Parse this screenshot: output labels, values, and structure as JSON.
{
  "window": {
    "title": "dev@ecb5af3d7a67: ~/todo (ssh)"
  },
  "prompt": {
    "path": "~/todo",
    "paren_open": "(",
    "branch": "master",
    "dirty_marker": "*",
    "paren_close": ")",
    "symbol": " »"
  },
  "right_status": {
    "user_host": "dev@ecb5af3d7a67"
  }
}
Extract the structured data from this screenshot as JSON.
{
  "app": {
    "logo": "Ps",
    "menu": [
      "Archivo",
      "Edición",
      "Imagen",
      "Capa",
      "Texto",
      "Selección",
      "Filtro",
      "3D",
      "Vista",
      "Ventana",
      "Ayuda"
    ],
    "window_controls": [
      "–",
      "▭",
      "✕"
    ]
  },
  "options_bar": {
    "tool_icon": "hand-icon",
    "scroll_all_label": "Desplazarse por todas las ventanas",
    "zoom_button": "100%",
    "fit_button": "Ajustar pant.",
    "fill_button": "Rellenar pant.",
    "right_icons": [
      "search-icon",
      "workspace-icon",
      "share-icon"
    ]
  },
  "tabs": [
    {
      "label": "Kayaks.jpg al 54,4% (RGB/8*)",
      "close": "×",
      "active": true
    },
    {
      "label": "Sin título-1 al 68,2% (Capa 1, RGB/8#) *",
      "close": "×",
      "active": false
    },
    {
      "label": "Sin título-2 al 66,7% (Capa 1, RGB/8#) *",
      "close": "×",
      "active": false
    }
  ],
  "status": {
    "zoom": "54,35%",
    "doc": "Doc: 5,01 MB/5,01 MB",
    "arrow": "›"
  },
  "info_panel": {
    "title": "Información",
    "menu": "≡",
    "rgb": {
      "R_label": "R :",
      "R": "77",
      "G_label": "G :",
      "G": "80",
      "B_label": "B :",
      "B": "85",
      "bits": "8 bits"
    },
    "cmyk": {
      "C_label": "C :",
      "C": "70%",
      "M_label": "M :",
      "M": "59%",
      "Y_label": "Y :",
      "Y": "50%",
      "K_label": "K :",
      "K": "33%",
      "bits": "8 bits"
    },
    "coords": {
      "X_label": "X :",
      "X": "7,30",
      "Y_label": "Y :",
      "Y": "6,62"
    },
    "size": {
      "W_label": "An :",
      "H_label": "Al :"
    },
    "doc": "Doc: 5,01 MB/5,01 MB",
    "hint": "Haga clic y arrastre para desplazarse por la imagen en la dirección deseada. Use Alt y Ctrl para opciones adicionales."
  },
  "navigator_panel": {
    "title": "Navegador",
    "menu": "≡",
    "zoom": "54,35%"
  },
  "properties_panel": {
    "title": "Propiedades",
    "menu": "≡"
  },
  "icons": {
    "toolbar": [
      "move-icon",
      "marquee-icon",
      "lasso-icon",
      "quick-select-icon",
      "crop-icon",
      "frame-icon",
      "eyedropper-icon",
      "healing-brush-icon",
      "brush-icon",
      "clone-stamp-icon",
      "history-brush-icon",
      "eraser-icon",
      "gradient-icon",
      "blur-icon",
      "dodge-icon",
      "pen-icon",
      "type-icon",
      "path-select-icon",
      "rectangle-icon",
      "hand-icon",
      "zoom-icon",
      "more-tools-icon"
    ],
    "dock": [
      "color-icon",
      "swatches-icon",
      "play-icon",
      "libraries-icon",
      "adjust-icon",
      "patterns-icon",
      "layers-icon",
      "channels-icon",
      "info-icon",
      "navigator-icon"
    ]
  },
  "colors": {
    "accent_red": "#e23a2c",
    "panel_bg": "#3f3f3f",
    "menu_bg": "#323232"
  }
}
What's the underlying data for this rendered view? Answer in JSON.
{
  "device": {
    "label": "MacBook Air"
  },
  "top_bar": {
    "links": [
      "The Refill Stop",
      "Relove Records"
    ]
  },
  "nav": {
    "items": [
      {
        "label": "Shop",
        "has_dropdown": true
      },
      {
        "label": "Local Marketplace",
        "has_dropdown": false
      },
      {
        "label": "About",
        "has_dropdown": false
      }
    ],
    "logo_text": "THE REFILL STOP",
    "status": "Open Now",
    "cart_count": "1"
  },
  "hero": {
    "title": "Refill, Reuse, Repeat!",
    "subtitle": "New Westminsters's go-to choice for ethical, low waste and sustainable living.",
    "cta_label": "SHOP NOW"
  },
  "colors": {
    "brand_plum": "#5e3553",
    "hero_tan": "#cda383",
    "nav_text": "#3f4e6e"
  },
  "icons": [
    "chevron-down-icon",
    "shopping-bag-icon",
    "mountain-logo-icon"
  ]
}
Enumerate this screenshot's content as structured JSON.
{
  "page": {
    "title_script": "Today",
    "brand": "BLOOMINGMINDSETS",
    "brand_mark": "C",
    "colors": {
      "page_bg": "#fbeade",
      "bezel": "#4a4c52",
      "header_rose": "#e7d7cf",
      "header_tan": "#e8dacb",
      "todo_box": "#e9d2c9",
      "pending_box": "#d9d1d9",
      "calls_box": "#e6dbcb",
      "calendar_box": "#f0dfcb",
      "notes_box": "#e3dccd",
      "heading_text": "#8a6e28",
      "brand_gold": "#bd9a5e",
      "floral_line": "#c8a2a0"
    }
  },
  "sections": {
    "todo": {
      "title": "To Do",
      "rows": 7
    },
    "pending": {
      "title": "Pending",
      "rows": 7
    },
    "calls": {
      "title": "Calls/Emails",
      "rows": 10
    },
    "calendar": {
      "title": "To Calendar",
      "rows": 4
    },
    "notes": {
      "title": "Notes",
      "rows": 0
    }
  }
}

++++

**DO THIS:**
Give an exact repetition of all the material.

**EXERCISE OUTPUT:**
Parse this screenshot: output labels, values, and structure as JSON.
{
  "window": {
    "title": "dev@ecb5af3d7a67: ~/todo (ssh)"
  },
  "prompt": {
    "path": "~/todo",
    "paren_open": "(",
    "branch": "master",
    "dirty_marker": "*",
    "paren_close": ")",
    "symbol": " »"
  },
  "right_status": {
    "user_host": "dev@ecb5af3d7a67"
  }
}
Extract the structured data from this screenshot as JSON.
{
  "app": {
    "logo": "Ps",
    "menu": [
      "Archivo",
      "Edición",
      "Imagen",
      "Capa",
      "Texto",
      "Selección",
      "Filtro",
      "3D",
      "Vista",
      "Ventana",
      "Ayuda"
    ],
    "window_controls": [
      "–",
      "▭",
      "✕"
    ]
  },
  "options_bar": {
    "tool_icon": "hand-icon",
    "scroll_all_label": "Desplazarse por todas las ventanas",
    "zoom_button": "100%",
    "fit_button": "Ajustar pant.",
    "fill_button": "Rellenar pant.",
    "right_icons": [
      "search-icon",
      "workspace-icon",
      "share-icon"
    ]
  },
  "tabs": [
    {
      "label": "Kayaks.jpg al 54,4% (RGB/8*)",
      "close": "×",
      "active": true
    },
    {
      "label": "Sin título-1 al 68,2% (Capa 1, RGB/8#) *",
      "close": "×",
      "active": false
    },
    {
      "label": "Sin título-2 al 66,7% (Capa 1, RGB/8#) *",
      "close": "×",
      "active": false
    }
  ],
  "status": {
    "zoom": "54,35%",
    "doc": "Doc: 5,01 MB/5,01 MB",
    "arrow": "›"
  },
  "info_panel": {
    "title": "Información",
    "menu": "≡",
    "rgb": {
      "R_label": "R :",
      "R": "77",
      "G_label": "G :",
      "G": "80",
      "B_label": "B :",
      "B": "85",
      "bits": "8 bits"
    },
    "cmyk": {
      "C_label": "C :",
      "C": "70%",
      "M_label": "M :",
      "M": "59%",
      "Y_label": "Y :",
      "Y": "50%",
      "K_label": "K :",
      "K": "33%",
      "bits": "8 bits"
    },
    "coords": {
      "X_label": "X :",
      "X": "7,30",
      "Y_label": "Y :",
      "Y": "6,62"
    },
    "size": {
      "W_label": "An :",
      "H_label": "Al :"
    },
    "doc": "Doc: 5,01 MB/5,01 MB",
    "hint": "Haga clic y arrastre para desplazarse por la imagen en la dirección deseada. Use Alt y Ctrl para opciones adicionales."
  },
  "navigator_panel": {
    "title": "Navegador",
    "menu": "≡",
    "zoom": "54,35%"
  },
  "properties_panel": {
    "title": "Propiedades",
    "menu": "≡"
  },
  "icons": {
    "toolbar": [
      "move-icon",
      "marquee-icon",
      "lasso-icon",
      "quick-select-icon",
      "crop-icon",
      "frame-icon",
      "eyedropper-icon",
      "healing-brush-icon",
      "brush-icon",
      "clone-stamp-icon",
      "history-brush-icon",
      "eraser-icon",
      "gradient-icon",
      "blur-icon",
      "dodge-icon",
      "pen-icon",
      "type-icon",
      "path-select-icon",
      "rectangle-icon",
      "hand-icon",
      "zoom-icon",
      "more-tools-icon"
    ],
    "dock": [
      "color-icon",
      "swatches-icon",
      "play-icon",
      "libraries-icon",
      "adjust-icon",
      "patterns-icon",
      "layers-icon",
      "channels-icon",
      "info-icon",
      "navigator-icon"
    ]
  },
  "colors": {
    "accent_red": "#e23a2c",
    "panel_bg": "#3f3f3f",
    "menu_bg": "#323232"
  }
}
What's the underlying data for this rendered view? Answer in JSON.
{
  "device": {
    "label": "MacBook Air"
  },
  "top_bar": {
    "links": [
      "The Refill Stop",
      "Relove Records"
    ]
  },
  "nav": {
    "items": [
      {
        "label": "Shop",
        "has_dropdown": true
      },
      {
        "label": "Local Marketplace",
        "has_dropdown": false
      },
      {
        "label": "About",
        "has_dropdown": false
      }
    ],
    "logo_text": "THE REFILL STOP",
    "status": "Open Now",
    "cart_count": "1"
  },
  "hero": {
    "title": "Refill, Reuse, Repeat!",
    "subtitle": "New Westminsters's go-to choice for ethical, low waste and sustainable living.",
    "cta_label": "SHOP NOW"
  },
  "colors": {
    "brand_plum": "#5e3553",
    "hero_tan": "#cda383",
    "nav_text": "#3f4e6e"
  },
  "icons": [
    "chevron-down-icon",
    "shopping-bag-icon",
    "mountain-logo-icon"
  ]
}
Enumerate this screenshot's content as structured JSON.
{
  "page": {
    "title_script": "Today",
    "brand": "BLOOMINGMINDSETS",
    "brand_mark": "C",
    "colors": {
      "page_bg": "#fbeade",
      "bezel": "#4a4c52",
      "header_rose": "#e7d7cf",
      "header_tan": "#e8dacb",
      "todo_box": "#e9d2c9",
      "pending_box": "#d9d1d9",
      "calls_box": "#e6dbcb",
      "calendar_box": "#f0dfcb",
      "notes_box": "#e3dccd",
      "heading_text": "#8a6e28",
      "brand_gold": "#bd9a5e",
      "floral_line": "#c8a2a0"
    }
  },
  "sections": {
    "todo": {
      "title": "To Do",
      "rows": 7
    },
    "pending": {
      "title": "Pending",
      "rows": 7
    },
    "calls": {
      "title": "Calls/Emails",
      "rows": 10
    },
    "calendar": {
      "title": "To Calendar",
      "rows": 4
    },
    "notes": {
      "title": "Notes",
      "rows": 0
    }
  }
}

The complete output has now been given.